STORED ROWS
════

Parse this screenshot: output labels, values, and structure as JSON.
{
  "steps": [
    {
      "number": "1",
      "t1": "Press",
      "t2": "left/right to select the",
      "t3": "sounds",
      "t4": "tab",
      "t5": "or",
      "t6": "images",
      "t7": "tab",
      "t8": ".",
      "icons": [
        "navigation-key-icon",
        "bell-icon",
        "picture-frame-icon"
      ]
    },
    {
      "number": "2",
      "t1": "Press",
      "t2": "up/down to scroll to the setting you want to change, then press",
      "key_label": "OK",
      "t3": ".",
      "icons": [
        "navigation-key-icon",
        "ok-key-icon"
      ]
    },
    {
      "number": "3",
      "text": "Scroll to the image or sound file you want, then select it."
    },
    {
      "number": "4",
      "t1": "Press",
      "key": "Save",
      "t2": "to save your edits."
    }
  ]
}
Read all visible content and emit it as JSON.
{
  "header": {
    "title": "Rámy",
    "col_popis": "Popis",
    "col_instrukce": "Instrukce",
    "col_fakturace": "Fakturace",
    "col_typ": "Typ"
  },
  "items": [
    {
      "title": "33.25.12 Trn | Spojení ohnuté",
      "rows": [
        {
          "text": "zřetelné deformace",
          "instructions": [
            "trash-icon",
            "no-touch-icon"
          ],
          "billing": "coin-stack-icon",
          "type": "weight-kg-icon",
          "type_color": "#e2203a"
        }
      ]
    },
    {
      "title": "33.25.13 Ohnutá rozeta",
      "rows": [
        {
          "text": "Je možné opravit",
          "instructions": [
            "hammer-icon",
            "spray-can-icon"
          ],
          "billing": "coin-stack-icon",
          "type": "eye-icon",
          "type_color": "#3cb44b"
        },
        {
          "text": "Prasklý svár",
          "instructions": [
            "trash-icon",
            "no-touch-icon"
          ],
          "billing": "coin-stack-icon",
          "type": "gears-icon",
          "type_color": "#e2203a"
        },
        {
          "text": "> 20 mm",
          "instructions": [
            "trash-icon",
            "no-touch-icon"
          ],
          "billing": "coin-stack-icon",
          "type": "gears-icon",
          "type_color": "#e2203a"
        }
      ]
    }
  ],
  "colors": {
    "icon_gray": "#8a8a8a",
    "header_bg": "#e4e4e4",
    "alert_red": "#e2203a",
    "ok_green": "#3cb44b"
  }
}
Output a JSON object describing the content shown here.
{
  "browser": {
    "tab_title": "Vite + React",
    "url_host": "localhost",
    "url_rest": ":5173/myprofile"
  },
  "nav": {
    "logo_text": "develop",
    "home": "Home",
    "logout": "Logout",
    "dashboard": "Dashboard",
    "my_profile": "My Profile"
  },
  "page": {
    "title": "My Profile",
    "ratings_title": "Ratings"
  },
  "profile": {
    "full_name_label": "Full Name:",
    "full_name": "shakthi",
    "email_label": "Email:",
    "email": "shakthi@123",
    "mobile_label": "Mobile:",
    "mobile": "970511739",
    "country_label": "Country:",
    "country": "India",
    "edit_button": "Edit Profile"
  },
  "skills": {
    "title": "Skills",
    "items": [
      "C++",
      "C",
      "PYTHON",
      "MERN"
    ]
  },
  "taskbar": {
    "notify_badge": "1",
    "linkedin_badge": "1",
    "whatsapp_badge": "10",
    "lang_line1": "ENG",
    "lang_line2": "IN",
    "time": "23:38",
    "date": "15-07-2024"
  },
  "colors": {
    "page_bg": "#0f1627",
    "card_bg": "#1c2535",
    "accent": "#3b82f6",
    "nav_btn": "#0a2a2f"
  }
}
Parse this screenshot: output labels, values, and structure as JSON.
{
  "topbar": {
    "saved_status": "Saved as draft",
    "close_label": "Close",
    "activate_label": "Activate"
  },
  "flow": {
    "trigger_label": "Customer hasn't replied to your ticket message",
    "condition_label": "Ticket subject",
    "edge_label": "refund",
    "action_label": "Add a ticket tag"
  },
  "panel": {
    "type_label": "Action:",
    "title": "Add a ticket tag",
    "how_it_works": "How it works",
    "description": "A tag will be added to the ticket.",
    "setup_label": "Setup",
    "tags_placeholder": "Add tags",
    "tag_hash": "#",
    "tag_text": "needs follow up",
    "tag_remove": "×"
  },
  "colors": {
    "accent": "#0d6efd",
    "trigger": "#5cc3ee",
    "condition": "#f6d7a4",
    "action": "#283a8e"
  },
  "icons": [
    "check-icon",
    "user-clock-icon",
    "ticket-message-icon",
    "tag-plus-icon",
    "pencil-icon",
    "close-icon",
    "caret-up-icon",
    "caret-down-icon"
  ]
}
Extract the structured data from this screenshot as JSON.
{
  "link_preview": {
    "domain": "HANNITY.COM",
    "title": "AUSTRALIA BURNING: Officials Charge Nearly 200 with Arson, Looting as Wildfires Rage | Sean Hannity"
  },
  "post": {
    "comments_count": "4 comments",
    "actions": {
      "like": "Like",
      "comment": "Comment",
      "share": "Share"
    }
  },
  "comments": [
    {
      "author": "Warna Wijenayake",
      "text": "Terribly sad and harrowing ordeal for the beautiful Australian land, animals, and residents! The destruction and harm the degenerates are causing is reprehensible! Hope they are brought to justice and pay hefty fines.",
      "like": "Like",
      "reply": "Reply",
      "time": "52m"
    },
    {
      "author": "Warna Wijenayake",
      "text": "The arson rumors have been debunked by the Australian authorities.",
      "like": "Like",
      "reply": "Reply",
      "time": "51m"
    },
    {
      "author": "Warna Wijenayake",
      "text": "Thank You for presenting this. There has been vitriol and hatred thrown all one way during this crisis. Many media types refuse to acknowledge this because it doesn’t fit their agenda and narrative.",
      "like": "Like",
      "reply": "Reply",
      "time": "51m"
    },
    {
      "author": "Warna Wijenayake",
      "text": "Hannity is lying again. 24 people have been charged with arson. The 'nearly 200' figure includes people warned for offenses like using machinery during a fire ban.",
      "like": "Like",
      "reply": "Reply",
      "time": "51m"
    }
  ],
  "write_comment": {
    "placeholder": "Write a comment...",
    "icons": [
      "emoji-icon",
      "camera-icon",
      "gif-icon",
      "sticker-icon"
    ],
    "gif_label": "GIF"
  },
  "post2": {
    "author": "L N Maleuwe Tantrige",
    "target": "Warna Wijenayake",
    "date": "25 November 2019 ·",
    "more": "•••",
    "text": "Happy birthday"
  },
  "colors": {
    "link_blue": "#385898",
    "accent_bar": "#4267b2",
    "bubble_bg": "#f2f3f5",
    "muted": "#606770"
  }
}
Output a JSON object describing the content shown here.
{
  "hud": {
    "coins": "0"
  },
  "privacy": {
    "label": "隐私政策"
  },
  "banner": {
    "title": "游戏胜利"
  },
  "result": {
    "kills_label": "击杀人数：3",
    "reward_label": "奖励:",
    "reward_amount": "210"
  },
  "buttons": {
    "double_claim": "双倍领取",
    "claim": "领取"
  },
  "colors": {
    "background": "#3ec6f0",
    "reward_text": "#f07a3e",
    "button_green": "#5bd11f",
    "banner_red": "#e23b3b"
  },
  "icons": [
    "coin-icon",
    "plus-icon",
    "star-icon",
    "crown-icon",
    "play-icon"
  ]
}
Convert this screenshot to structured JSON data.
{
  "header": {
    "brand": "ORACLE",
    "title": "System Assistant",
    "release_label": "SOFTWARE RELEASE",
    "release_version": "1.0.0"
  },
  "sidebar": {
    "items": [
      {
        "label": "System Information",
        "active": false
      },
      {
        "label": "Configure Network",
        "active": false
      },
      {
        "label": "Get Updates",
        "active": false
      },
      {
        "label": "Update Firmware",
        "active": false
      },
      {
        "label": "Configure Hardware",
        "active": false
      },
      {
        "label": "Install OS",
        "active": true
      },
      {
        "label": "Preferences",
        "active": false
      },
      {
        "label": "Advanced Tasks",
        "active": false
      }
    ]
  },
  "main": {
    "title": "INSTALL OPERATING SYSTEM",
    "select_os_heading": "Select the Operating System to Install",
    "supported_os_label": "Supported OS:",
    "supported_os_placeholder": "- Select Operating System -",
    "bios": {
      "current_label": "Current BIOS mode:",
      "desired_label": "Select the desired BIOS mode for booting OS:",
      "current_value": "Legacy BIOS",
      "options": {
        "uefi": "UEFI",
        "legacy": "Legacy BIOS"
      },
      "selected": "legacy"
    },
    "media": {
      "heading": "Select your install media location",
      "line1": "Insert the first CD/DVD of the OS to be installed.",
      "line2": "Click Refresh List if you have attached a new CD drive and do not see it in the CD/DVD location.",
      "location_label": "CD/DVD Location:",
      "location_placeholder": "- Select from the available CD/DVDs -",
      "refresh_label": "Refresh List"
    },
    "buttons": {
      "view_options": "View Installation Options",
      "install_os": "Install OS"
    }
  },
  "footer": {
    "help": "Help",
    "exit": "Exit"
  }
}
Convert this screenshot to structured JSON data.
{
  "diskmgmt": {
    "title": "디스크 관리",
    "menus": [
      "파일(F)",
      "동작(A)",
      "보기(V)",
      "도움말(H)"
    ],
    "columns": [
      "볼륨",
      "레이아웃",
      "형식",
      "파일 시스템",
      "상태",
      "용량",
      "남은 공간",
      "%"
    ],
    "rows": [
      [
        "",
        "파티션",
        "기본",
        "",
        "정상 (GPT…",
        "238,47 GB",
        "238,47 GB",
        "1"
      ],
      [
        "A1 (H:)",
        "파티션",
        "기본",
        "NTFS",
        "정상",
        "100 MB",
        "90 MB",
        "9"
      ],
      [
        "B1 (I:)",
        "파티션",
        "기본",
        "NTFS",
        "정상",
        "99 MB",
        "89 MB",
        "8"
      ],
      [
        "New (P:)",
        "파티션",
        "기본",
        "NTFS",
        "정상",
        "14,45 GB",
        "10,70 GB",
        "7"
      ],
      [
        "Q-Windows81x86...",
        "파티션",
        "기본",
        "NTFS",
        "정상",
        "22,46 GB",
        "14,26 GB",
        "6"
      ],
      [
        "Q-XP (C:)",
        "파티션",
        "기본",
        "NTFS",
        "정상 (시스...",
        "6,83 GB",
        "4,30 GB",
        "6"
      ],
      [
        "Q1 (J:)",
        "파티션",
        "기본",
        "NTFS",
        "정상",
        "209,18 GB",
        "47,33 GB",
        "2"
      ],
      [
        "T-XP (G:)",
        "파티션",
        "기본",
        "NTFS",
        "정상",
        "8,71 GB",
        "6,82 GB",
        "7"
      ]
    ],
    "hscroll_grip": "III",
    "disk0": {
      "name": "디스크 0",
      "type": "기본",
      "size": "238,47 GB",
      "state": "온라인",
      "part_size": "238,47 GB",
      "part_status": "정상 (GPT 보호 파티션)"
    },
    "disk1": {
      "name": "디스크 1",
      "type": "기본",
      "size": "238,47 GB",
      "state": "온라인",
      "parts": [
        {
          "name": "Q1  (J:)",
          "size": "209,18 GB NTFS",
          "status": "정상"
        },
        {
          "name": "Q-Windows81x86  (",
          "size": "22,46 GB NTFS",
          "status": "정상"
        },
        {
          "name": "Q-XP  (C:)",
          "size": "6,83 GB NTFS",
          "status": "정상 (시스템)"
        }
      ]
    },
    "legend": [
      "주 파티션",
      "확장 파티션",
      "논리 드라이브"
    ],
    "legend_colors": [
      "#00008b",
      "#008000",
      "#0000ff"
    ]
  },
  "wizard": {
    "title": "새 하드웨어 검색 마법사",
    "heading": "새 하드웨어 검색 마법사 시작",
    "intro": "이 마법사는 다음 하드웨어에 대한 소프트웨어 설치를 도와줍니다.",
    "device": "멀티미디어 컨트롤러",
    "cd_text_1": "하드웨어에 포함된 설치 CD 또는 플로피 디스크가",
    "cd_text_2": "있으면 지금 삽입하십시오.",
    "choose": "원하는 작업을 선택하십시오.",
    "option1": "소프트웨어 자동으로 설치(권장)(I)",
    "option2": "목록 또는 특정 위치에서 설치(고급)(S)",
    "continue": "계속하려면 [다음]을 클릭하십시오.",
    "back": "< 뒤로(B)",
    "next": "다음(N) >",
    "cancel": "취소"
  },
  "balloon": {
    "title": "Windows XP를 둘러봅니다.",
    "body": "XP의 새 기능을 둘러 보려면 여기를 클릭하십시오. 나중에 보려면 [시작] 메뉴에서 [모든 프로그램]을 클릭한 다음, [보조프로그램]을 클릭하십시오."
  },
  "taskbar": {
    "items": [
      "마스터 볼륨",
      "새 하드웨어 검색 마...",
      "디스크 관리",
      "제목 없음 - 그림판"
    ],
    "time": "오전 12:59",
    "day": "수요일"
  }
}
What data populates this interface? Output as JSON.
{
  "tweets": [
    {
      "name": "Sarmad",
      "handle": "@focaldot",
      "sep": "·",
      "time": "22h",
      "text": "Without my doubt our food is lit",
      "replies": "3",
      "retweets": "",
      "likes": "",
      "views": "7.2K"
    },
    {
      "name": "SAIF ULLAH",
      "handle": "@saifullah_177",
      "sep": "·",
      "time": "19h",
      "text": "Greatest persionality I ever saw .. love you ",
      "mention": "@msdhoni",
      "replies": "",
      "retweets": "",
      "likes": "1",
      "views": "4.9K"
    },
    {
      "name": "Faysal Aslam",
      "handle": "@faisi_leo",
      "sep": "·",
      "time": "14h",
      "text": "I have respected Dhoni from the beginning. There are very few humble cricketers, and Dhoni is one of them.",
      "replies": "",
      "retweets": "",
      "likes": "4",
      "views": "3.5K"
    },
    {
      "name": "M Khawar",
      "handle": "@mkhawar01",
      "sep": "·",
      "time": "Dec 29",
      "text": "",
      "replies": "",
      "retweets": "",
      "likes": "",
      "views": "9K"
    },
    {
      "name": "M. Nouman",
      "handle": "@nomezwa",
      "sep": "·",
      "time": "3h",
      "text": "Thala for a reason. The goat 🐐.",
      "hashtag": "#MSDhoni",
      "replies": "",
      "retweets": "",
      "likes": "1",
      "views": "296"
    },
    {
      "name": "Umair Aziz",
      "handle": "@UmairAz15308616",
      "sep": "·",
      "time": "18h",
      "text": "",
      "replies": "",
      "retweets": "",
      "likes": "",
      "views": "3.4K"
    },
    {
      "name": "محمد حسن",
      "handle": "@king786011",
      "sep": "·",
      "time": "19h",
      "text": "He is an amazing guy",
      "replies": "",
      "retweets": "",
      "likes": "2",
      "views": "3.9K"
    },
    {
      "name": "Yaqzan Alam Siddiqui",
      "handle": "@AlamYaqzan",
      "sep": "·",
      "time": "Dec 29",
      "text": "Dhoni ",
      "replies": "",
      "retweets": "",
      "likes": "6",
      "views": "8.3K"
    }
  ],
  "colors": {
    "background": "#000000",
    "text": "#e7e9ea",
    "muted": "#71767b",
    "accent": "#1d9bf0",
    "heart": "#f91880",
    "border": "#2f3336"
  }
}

════

THE TASK
Report only how many lines in the entries contain "Australian".

EXERCISE RESPONSE
2